Data listing:
───

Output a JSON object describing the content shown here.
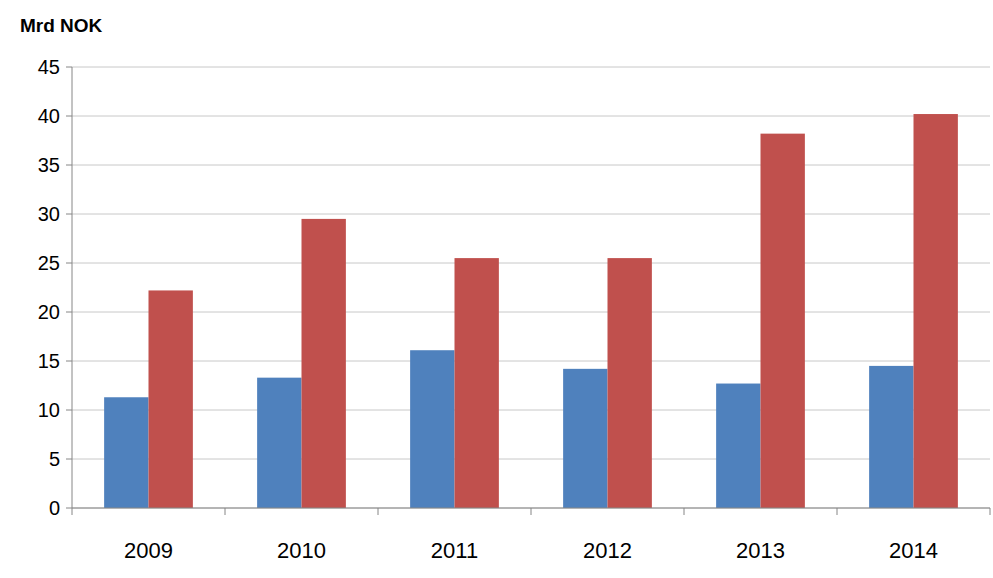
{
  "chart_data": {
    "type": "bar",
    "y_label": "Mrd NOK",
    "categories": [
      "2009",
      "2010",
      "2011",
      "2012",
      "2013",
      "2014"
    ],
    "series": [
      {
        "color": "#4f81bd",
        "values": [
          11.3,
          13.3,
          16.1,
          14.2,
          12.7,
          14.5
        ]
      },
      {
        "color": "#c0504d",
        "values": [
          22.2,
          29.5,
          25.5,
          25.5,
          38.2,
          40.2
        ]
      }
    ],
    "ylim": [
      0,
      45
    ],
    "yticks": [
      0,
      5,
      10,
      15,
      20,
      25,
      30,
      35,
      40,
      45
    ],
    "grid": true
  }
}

───

What is asked:
Copy out all the entries exactly. Images stay out of the copy.

Final result:
Output a JSON object describing the content shown here.
{
  "chart_data": {
    "type": "bar",
    "y_label": "Mrd NOK",
    "categories": [
      "2009",
      "2010",
      "2011",
      "2012",
      "2013",
      "2014"
    ],
    "series": [
      {
        "color": "#4f81bd",
        "values": [
          11.3,
          13.3,
          16.1,
          14.2,
          12.7,
          14.5
        ]
      },
      {
        "color": "#c0504d",
        "values": [
          22.2,
          29.5,
          25.5,
          25.5,
          38.2,
          40.2
        ]
      }
    ],
    "ylim": [
      0,
      45
    ],
    "yticks": [
      0,
      5,
      10,
      15,
      20,
      25,
      30,
      35,
      40,
      45
    ],
    "grid": true
  }
}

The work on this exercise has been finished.